- _Given task_: Give back the full material, exactly as it reads.

- _Dataset excerpts_:

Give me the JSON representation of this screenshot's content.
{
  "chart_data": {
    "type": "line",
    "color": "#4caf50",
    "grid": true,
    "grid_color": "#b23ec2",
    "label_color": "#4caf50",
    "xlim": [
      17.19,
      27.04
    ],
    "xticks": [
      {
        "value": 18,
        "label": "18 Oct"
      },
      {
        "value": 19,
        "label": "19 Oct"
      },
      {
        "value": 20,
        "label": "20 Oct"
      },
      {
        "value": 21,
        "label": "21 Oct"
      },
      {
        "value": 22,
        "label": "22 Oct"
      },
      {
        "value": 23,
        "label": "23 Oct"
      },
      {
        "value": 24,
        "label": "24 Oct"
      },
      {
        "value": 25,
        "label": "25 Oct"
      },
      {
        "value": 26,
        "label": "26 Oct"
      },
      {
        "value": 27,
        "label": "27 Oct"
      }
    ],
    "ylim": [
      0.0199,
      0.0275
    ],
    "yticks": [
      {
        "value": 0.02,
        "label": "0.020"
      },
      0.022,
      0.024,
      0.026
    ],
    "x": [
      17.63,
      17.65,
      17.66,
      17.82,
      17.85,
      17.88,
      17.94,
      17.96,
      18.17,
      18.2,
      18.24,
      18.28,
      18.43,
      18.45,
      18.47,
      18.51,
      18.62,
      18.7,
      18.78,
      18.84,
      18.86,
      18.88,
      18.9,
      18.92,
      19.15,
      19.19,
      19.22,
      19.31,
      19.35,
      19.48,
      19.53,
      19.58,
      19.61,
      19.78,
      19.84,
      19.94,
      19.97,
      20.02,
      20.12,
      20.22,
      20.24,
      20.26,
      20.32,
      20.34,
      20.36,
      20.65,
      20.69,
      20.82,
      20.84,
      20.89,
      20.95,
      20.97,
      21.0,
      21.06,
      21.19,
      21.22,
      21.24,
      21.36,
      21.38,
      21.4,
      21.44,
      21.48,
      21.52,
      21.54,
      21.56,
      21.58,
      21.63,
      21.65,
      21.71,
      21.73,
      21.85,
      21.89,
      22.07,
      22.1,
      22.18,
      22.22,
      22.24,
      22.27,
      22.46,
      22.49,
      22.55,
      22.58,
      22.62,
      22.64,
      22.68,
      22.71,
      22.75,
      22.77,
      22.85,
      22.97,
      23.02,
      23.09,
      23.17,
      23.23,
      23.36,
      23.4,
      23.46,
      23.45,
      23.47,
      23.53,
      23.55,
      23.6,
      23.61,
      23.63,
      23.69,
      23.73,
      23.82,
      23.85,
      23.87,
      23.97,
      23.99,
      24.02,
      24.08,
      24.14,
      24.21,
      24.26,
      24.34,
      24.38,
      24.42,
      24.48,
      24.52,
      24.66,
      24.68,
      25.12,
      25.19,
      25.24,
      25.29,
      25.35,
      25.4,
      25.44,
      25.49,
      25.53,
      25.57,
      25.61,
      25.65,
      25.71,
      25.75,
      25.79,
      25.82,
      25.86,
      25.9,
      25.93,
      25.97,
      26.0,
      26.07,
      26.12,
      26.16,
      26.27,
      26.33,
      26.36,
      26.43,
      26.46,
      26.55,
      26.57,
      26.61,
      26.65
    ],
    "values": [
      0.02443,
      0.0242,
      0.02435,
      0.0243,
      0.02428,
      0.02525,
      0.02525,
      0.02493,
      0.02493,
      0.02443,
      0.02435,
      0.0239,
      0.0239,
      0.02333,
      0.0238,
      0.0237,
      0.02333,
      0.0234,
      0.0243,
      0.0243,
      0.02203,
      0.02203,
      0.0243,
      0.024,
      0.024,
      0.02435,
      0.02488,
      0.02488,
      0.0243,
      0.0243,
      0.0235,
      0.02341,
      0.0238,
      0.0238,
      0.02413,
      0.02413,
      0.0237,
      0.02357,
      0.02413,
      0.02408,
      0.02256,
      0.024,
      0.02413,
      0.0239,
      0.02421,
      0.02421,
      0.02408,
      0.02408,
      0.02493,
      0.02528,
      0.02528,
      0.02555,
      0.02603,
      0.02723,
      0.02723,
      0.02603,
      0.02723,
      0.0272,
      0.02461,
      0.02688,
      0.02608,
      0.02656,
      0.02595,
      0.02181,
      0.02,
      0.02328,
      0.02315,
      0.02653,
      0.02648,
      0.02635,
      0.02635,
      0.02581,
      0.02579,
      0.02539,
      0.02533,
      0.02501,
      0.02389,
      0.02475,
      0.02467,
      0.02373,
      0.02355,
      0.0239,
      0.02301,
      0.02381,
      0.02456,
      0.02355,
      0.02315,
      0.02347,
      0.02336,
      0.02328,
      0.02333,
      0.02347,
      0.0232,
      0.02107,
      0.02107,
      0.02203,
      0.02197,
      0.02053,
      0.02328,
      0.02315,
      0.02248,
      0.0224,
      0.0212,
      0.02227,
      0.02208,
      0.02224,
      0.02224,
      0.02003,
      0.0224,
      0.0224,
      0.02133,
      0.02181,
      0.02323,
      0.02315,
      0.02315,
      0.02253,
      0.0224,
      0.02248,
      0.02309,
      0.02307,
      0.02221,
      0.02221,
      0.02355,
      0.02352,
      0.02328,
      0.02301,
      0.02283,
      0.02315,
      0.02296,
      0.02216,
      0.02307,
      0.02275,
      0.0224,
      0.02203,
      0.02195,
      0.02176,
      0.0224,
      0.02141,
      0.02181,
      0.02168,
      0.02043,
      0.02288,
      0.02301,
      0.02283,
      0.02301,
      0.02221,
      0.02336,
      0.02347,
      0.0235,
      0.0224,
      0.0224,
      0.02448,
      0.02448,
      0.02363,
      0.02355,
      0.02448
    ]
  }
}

- _Solution for this exercise_:
Give me the JSON representation of this screenshot's content.
{
  "chart_data": {
    "type": "line",
    "color": "#4caf50",
    "grid": true,
    "grid_color": "#b23ec2",
    "label_color": "#4caf50",
    "xlim": [
      17.19,
      27.04
    ],
    "xticks": [
      {
        "value": 18,
        "label": "18 Oct"
      },
      {
        "value": 19,
        "label": "19 Oct"
      },
      {
        "value": 20,
        "label": "20 Oct"
      },
      {
        "value": 21,
        "label": "21 Oct"
      },
      {
        "value": 22,
        "label": "22 Oct"
      },
      {
        "value": 23,
        "label": "23 Oct"
      },
      {
        "value": 24,
        "label": "24 Oct"
      },
      {
        "value": 25,
        "label": "25 Oct"
      },
      {
        "value": 26,
        "label": "26 Oct"
      },
      {
        "value": 27,
        "label": "27 Oct"
      }
    ],
    "ylim": [
      0.0199,
      0.0275
    ],
    "yticks": [
      {
        "value": 0.02,
        "label": "0.020"
      },
      0.022,
      0.024,
      0.026
    ],
    "x": [
      17.63,
      17.65,
      17.66,
      17.82,
      17.85,
      17.88,
      17.94,
      17.96,
      18.17,
      18.2,
      18.24,
      18.28,
      18.43,
      18.45,
      18.47,
      18.51,
      18.62,
      18.7,
      18.78,
      18.84,
      18.86,
      18.88,
      18.9,
      18.92,
      19.15,
      19.19,
      19.22,
      19.31,
      19.35,
      19.48,
      19.53,
      19.58,
      19.61,
      19.78,
      19.84,
      19.94,
      19.97,
      20.02,
      20.12,
      20.22,
      20.24,
      20.26,
      20.32,
      20.34,
      20.36,
      20.65,
      20.69,
      20.82,
      20.84,
      20.89,
      20.95,
      20.97,
      21.0,
      21.06,
      21.19,
      21.22,
      21.24,
      21.36,
      21.38,
      21.4,
      21.44,
      21.48,
      21.52,
      21.54,
      21.56,
      21.58,
      21.63,
      21.65,
      21.71,
      21.73,
      21.85,
      21.89,
      22.07,
      22.1,
      22.18,
      22.22,
      22.24,
      22.27,
      22.46,
      22.49,
      22.55,
      22.58,
      22.62,
      22.64,
      22.68,
      22.71,
      22.75,
      22.77,
      22.85,
      22.97,
      23.02,
      23.09,
      23.17,
      23.23,
      23.36,
      23.4,
      23.46,
      23.45,
      23.47,
      23.53,
      23.55,
      23.6,
      23.61,
      23.63,
      23.69,
      23.73,
      23.82,
      23.85,
      23.87,
      23.97,
      23.99,
      24.02,
      24.08,
      24.14,
      24.21,
      24.26,
      24.34,
      24.38,
      24.42,
      24.48,
      24.52,
      24.66,
      24.68,
      25.12,
      25.19,
      25.24,
      25.29,
      25.35,
      25.4,
      25.44,
      25.49,
      25.53,
      25.57,
      25.61,
      25.65,
      25.71,
      25.75,
      25.79,
      25.82,
      25.86,
      25.9,
      25.93,
      25.97,
      26.0,
      26.07,
      26.12,
      26.16,
      26.27,
      26.33,
      26.36,
      26.43,
      26.46,
      26.55,
      26.57,
      26.61,
      26.65
    ],
    "values": [
      0.02443,
      0.0242,
      0.02435,
      0.0243,
      0.02428,
      0.02525,
      0.02525,
      0.02493,
      0.02493,
      0.02443,
      0.02435,
      0.0239,
      0.0239,
      0.02333,
      0.0238,
      0.0237,
      0.02333,
      0.0234,
      0.0243,
      0.0243,
      0.02203,
      0.02203,
      0.0243,
      0.024,
      0.024,
      0.02435,
      0.02488,
      0.02488,
      0.0243,
      0.0243,
      0.0235,
      0.02341,
      0.0238,
      0.0238,
      0.02413,
      0.02413,
      0.0237,
      0.02357,
      0.02413,
      0.02408,
      0.02256,
      0.024,
      0.02413,
      0.0239,
      0.02421,
      0.02421,
      0.02408,
      0.02408,
      0.02493,
      0.02528,
      0.02528,
      0.02555,
      0.02603,
      0.02723,
      0.02723,
      0.02603,
      0.02723,
      0.0272,
      0.02461,
      0.02688,
      0.02608,
      0.02656,
      0.02595,
      0.02181,
      0.02,
      0.02328,
      0.02315,
      0.02653,
      0.02648,
      0.02635,
      0.02635,
      0.02581,
      0.02579,
      0.02539,
      0.02533,
      0.02501,
      0.02389,
      0.02475,
      0.02467,
      0.02373,
      0.02355,
      0.0239,
      0.02301,
      0.02381,
      0.02456,
      0.02355,
      0.02315,
      0.02347,
      0.02336,
      0.02328,
      0.02333,
      0.02347,
      0.0232,
      0.02107,
      0.02107,
      0.02203,
      0.02197,
      0.02053,
      0.02328,
      0.02315,
      0.02248,
      0.0224,
      0.0212,
      0.02227,
      0.02208,
      0.02224,
      0.02224,
      0.02003,
      0.0224,
      0.0224,
      0.02133,
      0.02181,
      0.02323,
      0.02315,
      0.02315,
      0.02253,
      0.0224,
      0.02248,
      0.02309,
      0.02307,
      0.02221,
      0.02221,
      0.02355,
      0.02352,
      0.02328,
      0.02301,
      0.02283,
      0.02315,
      0.02296,
      0.02216,
      0.02307,
      0.02275,
      0.0224,
      0.02203,
      0.02195,
      0.02176,
      0.0224,
      0.02141,
      0.02181,
      0.02168,
      0.02043,
      0.02288,
      0.02301,
      0.02283,
      0.02301,
      0.02221,
      0.02336,
      0.02347,
      0.0235,
      0.0224,
      0.0224,
      0.02448,
      0.02448,
      0.02363,
      0.02355,
      0.02448
    ]
  }
}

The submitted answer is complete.